> Aim of the task: Which of the lines in the data below contain the string "labels"? Copy each of them.

== Segment start ==

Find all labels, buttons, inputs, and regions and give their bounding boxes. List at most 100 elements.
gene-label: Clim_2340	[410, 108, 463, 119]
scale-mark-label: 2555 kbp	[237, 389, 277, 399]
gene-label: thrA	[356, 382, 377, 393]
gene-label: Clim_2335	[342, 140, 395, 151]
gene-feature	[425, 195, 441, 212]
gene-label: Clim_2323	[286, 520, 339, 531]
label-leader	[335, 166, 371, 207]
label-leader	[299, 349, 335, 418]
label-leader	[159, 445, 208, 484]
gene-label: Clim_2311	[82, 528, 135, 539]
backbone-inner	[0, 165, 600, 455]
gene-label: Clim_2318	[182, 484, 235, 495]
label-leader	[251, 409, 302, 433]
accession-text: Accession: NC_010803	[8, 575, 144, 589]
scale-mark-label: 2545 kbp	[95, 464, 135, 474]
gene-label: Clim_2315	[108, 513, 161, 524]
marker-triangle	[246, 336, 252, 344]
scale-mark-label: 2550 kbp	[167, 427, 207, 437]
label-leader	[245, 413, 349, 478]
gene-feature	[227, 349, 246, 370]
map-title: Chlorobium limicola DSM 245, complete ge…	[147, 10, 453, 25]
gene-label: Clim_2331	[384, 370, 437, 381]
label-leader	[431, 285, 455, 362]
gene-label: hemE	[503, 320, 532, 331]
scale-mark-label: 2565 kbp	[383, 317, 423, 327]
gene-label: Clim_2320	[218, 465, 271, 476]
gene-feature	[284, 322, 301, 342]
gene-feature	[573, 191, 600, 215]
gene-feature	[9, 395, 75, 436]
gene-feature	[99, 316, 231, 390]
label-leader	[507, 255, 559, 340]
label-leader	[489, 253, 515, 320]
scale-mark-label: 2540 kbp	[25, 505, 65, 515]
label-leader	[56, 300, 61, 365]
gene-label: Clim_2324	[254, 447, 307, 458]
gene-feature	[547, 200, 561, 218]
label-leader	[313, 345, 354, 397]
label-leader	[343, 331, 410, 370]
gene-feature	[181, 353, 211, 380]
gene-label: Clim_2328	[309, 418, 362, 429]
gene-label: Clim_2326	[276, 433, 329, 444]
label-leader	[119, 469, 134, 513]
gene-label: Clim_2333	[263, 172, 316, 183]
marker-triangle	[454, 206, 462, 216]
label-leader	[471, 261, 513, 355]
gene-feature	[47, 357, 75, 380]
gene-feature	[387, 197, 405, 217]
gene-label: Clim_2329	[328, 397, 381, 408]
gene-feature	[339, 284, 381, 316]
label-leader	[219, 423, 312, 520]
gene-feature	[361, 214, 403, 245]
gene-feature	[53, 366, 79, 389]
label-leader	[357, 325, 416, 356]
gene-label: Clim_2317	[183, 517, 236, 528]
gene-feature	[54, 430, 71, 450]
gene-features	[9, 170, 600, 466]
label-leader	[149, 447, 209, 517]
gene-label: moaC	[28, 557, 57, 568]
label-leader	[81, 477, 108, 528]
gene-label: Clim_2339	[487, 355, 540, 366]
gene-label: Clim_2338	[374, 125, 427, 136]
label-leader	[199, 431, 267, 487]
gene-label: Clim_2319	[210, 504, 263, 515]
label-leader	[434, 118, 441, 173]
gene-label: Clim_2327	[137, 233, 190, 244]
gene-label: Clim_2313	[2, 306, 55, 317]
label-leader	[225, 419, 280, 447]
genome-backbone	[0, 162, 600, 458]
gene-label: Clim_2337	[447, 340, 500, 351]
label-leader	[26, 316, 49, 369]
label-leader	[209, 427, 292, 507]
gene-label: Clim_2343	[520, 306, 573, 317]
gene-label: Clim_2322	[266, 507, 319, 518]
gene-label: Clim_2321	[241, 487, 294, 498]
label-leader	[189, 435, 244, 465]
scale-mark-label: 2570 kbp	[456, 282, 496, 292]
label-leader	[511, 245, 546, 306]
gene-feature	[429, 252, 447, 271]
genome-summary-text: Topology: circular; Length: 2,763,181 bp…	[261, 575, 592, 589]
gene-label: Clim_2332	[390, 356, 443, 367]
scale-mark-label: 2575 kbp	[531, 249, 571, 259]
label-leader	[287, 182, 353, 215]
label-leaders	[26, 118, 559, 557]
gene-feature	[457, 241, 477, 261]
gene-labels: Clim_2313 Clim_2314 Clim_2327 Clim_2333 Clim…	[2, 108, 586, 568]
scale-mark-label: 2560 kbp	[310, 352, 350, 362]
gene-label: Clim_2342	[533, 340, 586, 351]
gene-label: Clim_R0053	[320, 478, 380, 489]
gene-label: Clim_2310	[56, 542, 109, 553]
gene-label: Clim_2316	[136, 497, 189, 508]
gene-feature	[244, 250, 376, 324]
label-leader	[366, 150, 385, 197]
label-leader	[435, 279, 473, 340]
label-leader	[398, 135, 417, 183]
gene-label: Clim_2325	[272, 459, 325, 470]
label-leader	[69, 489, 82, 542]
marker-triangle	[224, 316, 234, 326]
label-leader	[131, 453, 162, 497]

== Segment end ==

> Written solution:
Find all labels, buttons, inputs, and regions and give their bounding boxes. List at most 100 elements.
gene-labels: Clim_2313 Clim_2314 Clim_2327 Clim_2333 Clim…	[2, 108, 586, 568]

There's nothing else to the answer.